§ Brief: Transcribe the listing below word for word.

*** Recorded data

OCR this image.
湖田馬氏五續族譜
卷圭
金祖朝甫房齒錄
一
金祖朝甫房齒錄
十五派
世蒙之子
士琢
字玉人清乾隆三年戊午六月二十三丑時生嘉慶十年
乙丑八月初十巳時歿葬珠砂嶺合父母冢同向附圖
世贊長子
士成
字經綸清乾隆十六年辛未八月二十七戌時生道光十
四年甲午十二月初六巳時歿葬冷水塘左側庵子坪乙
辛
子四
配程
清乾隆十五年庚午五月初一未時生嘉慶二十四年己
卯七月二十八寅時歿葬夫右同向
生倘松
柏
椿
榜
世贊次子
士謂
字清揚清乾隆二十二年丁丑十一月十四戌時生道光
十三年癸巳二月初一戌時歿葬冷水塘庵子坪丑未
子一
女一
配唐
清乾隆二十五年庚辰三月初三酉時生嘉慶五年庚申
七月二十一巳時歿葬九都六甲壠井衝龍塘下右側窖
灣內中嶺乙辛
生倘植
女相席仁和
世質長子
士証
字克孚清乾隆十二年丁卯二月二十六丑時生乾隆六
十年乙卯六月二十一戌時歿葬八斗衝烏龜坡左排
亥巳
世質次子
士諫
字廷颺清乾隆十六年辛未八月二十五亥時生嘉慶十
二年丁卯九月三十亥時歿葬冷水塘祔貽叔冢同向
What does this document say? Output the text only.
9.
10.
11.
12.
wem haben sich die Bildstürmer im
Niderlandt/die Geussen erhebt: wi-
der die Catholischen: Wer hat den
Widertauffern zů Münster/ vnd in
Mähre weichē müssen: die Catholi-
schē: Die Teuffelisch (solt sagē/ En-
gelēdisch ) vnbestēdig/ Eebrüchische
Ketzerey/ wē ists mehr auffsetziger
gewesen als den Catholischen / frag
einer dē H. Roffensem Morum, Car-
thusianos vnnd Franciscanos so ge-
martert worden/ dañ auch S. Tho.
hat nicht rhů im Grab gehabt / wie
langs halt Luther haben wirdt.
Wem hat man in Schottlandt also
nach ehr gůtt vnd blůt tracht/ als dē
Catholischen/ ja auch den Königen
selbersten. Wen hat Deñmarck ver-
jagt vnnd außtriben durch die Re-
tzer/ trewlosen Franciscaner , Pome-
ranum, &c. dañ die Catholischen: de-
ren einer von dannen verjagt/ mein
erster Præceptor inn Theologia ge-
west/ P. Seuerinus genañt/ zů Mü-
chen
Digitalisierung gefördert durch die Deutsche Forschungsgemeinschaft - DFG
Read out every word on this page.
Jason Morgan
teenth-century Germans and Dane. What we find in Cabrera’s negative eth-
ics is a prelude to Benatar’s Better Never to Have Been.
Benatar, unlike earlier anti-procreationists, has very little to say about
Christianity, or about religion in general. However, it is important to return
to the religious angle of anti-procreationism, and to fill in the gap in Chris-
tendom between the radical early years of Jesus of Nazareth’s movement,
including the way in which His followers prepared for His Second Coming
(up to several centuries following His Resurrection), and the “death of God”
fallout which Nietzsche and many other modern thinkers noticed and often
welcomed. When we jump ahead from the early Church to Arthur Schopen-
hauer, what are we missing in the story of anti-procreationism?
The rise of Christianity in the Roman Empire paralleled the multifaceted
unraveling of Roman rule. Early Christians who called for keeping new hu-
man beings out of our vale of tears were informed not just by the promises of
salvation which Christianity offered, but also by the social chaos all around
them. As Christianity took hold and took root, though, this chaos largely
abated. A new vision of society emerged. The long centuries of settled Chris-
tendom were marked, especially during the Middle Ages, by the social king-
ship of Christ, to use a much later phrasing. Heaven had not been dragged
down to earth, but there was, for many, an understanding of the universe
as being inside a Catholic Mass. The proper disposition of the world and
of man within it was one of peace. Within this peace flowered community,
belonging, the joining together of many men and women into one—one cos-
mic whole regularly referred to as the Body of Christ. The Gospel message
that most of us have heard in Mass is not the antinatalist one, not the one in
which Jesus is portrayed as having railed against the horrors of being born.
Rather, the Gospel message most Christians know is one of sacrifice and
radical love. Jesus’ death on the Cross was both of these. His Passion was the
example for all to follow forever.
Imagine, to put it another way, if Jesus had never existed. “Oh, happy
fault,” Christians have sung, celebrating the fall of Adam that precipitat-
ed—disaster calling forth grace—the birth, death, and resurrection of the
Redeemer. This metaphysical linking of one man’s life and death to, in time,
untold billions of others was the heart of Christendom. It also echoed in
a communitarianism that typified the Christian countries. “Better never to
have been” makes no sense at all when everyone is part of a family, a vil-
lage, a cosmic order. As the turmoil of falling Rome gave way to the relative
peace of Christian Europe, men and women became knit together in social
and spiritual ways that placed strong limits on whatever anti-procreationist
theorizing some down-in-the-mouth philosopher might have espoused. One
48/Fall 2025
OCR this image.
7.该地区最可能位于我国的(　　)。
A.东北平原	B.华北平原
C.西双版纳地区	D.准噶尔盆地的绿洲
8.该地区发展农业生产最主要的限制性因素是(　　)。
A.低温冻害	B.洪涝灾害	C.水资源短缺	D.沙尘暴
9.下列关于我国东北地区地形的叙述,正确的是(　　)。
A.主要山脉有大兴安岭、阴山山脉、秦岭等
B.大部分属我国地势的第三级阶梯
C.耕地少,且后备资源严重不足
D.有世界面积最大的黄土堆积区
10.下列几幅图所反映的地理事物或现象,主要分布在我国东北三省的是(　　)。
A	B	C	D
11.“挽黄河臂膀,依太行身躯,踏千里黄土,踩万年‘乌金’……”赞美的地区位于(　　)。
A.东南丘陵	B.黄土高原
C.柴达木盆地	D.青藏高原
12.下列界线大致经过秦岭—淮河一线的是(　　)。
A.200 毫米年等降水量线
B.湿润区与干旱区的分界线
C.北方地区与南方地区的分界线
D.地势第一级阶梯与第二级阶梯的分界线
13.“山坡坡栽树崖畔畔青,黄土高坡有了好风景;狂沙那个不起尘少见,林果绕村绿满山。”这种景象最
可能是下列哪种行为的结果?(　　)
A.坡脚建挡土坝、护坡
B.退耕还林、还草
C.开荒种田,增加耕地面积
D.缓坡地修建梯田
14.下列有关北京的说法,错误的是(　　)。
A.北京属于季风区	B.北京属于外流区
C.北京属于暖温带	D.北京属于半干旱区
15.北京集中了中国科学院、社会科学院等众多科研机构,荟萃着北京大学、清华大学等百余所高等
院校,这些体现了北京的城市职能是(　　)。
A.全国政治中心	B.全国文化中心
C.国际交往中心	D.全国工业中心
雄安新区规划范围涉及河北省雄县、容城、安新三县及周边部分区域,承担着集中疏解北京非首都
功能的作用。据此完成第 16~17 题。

******

§ Output:
OCR this image.
湖田馬氏五續族譜
卷圭
金祖朝甫房齒錄
一
金祖朝甫房齒錄
十五派
世蒙之子
士琢
字玉人清乾隆三年戊午六月二十三丑時生嘉慶十年
乙丑八月初十巳時歿葬珠砂嶺合父母冢同向附圖
世贊長子
士成
字經綸清乾隆十六年辛未八月二十七戌時生道光十
四年甲午十二月初六巳時歿葬冷水塘左側庵子坪乙
辛
子四
配程
清乾隆十五年庚午五月初一未時生嘉慶二十四年己
卯七月二十八寅時歿葬夫右同向
生倘松
柏
椿
榜
世贊次子
士謂
字清揚清乾隆二十二年丁丑十一月十四戌時生道光
十三年癸巳二月初一戌時歿葬冷水塘庵子坪丑未
子一
女一
配唐
清乾隆二十五年庚辰三月初三酉時生嘉慶五年庚申
七月二十一巳時歿葬九都六甲壠井衝龍塘下右側窖
灣內中嶺乙辛
生倘植
女相席仁和
世質長子
士証
字克孚清乾隆十二年丁卯二月二十六丑時生乾隆六
十年乙卯六月二十一戌時歿葬八斗衝烏龜坡左排
亥巳
世質次子
士諫
字廷颺清乾隆十六年辛未八月二十五亥時生嘉慶十
二年丁卯九月三十亥時歿葬冷水塘祔貽叔冢同向
What does this document say? Output the text only.
9.
10.
11.
12.
wem haben sich die Bildstürmer im
Niderlandt/die Geussen erhebt: wi-
der die Catholischen: Wer hat den
Widertauffern zů Münster/ vnd in
Mähre weichē müssen: die Catholi-
schē: Die Teuffelisch (solt sagē/ En-
gelēdisch ) vnbestēdig/ Eebrüchische
Ketzerey/ wē ists mehr auffsetziger
gewesen als den Catholischen / frag
einer dē H. Roffensem Morum, Car-
thusianos vnnd Franciscanos so ge-
martert worden/ dañ auch S. Tho.
hat nicht rhů im Grab gehabt / wie
langs halt Luther haben wirdt.
Wem hat man in Schottlandt also
nach ehr gůtt vnd blůt tracht/ als dē
Catholischen/ ja auch den Königen
selbersten. Wen hat Deñmarck ver-
jagt vnnd außtriben durch die Re-
tzer/ trewlosen Franciscaner , Pome-
ranum, &c. dañ die Catholischen: de-
ren einer von dannen verjagt/ mein
erster Præceptor inn Theologia ge-
west/ P. Seuerinus genañt/ zů Mü-
chen
Digitalisierung gefördert durch die Deutsche Forschungsgemeinschaft - DFG
Read out every word on this page.
Jason Morgan
teenth-century Germans and Dane. What we find in Cabrera’s negative eth-
ics is a prelude to Benatar’s Better Never to Have Been.
Benatar, unlike earlier anti-procreationists, has very little to say about
Christianity, or about religion in general. However, it is important to return
to the religious angle of anti-procreationism, and to fill in the gap in Chris-
tendom between the radical early years of Jesus of Nazareth’s movement,
including the way in which His followers prepared for His Second Coming
(up to several centuries following His Resurrection), and the “death of God”
fallout which Nietzsche and many other modern thinkers noticed and often
welcomed. When we jump ahead from the early Church to Arthur Schopen-
hauer, what are we missing in the story of anti-procreationism?
The rise of Christianity in the Roman Empire paralleled the multifaceted
unraveling of Roman rule. Early Christians who called for keeping new hu-
man beings out of our vale of tears were informed not just by the promises of
salvation which Christianity offered, but also by the social chaos all around
them. As Christianity took hold and took root, though, this chaos largely
abated. A new vision of society emerged. The long centuries of settled Chris-
tendom were marked, especially during the Middle Ages, by the social king-
ship of Christ, to use a much later phrasing. Heaven had not been dragged
down to earth, but there was, for many, an understanding of the universe
as being inside a Catholic Mass. The proper disposition of the world and
of man within it was one of peace. Within this peace flowered community,
belonging, the joining together of many men and women into one—one cos-
mic whole regularly referred to as the Body of Christ. The Gospel message
that most of us have heard in Mass is not the antinatalist one, not the one in
which Jesus is portrayed as having railed against the horrors of being born.
Rather, the Gospel message most Christians know is one of sacrifice and
radical love. Jesus’ death on the Cross was both of these. His Passion was the
example for all to follow forever.
Imagine, to put it another way, if Jesus had never existed. “Oh, happy
fault,” Christians have sung, celebrating the fall of Adam that precipitat-
ed—disaster calling forth grace—the birth, death, and resurrection of the
Redeemer. This metaphysical linking of one man’s life and death to, in time,
untold billions of others was the heart of Christendom. It also echoed in
a communitarianism that typified the Christian countries. “Better never to
have been” makes no sense at all when everyone is part of a family, a vil-
lage, a cosmic order. As the turmoil of falling Rome gave way to the relative
peace of Christian Europe, men and women became knit together in social
and spiritual ways that placed strong limits on whatever anti-procreationist
theorizing some down-in-the-mouth philosopher might have espoused. One
48/Fall 2025
OCR this image.
7.该地区最可能位于我国的(　　)。
A.东北平原	B.华北平原
C.西双版纳地区	D.准噶尔盆地的绿洲
8.该地区发展农业生产最主要的限制性因素是(　　)。
A.低温冻害	B.洪涝灾害	C.水资源短缺	D.沙尘暴
9.下列关于我国东北地区地形的叙述,正确的是(　　)。
A.主要山脉有大兴安岭、阴山山脉、秦岭等
B.大部分属我国地势的第三级阶梯
C.耕地少,且后备资源严重不足
D.有世界面积最大的黄土堆积区
10.下列几幅图所反映的地理事物或现象,主要分布在我国东北三省的是(　　)。
A	B	C	D
11.“挽黄河臂膀,依太行身躯,踏千里黄土,踩万年‘乌金’……”赞美的地区位于(　　)。
A.东南丘陵	B.黄土高原
C.柴达木盆地	D.青藏高原
12.下列界线大致经过秦岭—淮河一线的是(　　)。
A.200 毫米年等降水量线
B.湿润区与干旱区的分界线
C.北方地区与南方地区的分界线
D.地势第一级阶梯与第二级阶梯的分界线
13.“山坡坡栽树崖畔畔青,黄土高坡有了好风景;狂沙那个不起尘少见,林果绕村绿满山。”这种景象最
可能是下列哪种行为的结果?(　　)
A.坡脚建挡土坝、护坡
B.退耕还林、还草
C.开荒种田,增加耕地面积
D.缓坡地修建梯田
14.下列有关北京的说法,错误的是(　　)。
A.北京属于季风区	B.北京属于外流区
C.北京属于暖温带	D.北京属于半干旱区
15.北京集中了中国科学院、社会科学院等众多科研机构,荟萃着北京大学、清华大学等百余所高等
院校,这些体现了北京的城市职能是(　　)。
A.全国政治中心	B.全国文化中心
C.国际交往中心	D.全国工业中心
雄安新区规划范围涉及河北省雄县、容城、安新三县及周边部分区域,承担着集中疏解北京非首都
功能的作用。据此完成第 16~17 题。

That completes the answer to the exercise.